→ **Work required**: Print, exactly and completely, every entry in the data.

→ **Stored records**:

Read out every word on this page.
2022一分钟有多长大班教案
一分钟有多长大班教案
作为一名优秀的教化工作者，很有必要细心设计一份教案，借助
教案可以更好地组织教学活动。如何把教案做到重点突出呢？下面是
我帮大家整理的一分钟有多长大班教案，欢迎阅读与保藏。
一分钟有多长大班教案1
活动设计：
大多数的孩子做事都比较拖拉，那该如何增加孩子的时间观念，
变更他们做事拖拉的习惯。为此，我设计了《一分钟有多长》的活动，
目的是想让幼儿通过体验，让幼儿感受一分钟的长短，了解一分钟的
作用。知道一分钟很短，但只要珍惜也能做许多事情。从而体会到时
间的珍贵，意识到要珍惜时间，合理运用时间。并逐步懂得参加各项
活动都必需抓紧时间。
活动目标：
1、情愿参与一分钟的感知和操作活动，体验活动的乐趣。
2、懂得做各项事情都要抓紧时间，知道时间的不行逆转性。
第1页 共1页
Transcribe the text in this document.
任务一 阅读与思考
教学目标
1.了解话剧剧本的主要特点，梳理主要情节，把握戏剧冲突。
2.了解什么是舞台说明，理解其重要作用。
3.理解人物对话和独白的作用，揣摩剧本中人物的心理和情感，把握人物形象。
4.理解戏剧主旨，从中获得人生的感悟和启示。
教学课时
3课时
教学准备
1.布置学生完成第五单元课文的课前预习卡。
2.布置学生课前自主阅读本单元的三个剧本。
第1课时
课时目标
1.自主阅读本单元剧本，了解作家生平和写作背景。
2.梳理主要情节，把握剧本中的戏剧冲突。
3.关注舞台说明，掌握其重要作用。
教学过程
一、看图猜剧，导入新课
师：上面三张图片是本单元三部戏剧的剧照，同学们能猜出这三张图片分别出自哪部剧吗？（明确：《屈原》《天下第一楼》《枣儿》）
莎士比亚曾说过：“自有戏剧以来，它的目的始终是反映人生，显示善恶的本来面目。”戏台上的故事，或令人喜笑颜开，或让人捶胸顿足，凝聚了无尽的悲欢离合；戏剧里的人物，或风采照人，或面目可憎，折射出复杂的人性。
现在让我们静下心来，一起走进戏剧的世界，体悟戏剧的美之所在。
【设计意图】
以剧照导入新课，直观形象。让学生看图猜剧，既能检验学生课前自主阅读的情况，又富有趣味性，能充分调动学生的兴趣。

→ **Answer to this problem**:
Read out every word on this page.
2022一分钟有多长大班教案
一分钟有多长大班教案
作为一名优秀的教化工作者，很有必要细心设计一份教案，借助
教案可以更好地组织教学活动。如何把教案做到重点突出呢？下面是
我帮大家整理的一分钟有多长大班教案，欢迎阅读与保藏。
一分钟有多长大班教案1
活动设计：
大多数的孩子做事都比较拖拉，那该如何增加孩子的时间观念，
变更他们做事拖拉的习惯。为此，我设计了《一分钟有多长》的活动，
目的是想让幼儿通过体验，让幼儿感受一分钟的长短，了解一分钟的
作用。知道一分钟很短，但只要珍惜也能做许多事情。从而体会到时
间的珍贵，意识到要珍惜时间，合理运用时间。并逐步懂得参加各项
活动都必需抓紧时间。
活动目标：
1、情愿参与一分钟的感知和操作活动，体验活动的乐趣。
2、懂得做各项事情都要抓紧时间，知道时间的不行逆转性。
第1页 共1页
Transcribe the text in this document.
任务一 阅读与思考
教学目标
1.了解话剧剧本的主要特点，梳理主要情节，把握戏剧冲突。
2.了解什么是舞台说明，理解其重要作用。
3.理解人物对话和独白的作用，揣摩剧本中人物的心理和情感，把握人物形象。
4.理解戏剧主旨，从中获得人生的感悟和启示。
教学课时
3课时
教学准备
1.布置学生完成第五单元课文的课前预习卡。
2.布置学生课前自主阅读本单元的三个剧本。
第1课时
课时目标
1.自主阅读本单元剧本，了解作家生平和写作背景。
2.梳理主要情节，把握剧本中的戏剧冲突。
3.关注舞台说明，掌握其重要作用。
教学过程
一、看图猜剧，导入新课
师：上面三张图片是本单元三部戏剧的剧照，同学们能猜出这三张图片分别出自哪部剧吗？（明确：《屈原》《天下第一楼》《枣儿》）
莎士比亚曾说过：“自有戏剧以来，它的目的始终是反映人生，显示善恶的本来面目。”戏台上的故事，或令人喜笑颜开，或让人捶胸顿足，凝聚了无尽的悲欢离合；戏剧里的人物，或风采照人，或面目可憎，折射出复杂的人性。
现在让我们静下心来，一起走进戏剧的世界，体悟戏剧的美之所在。
【设计意图】
以剧照导入新课，直观形象。让学生看图猜剧，既能检验学生课前自主阅读的情况，又富有趣味性，能充分调动学生的兴趣。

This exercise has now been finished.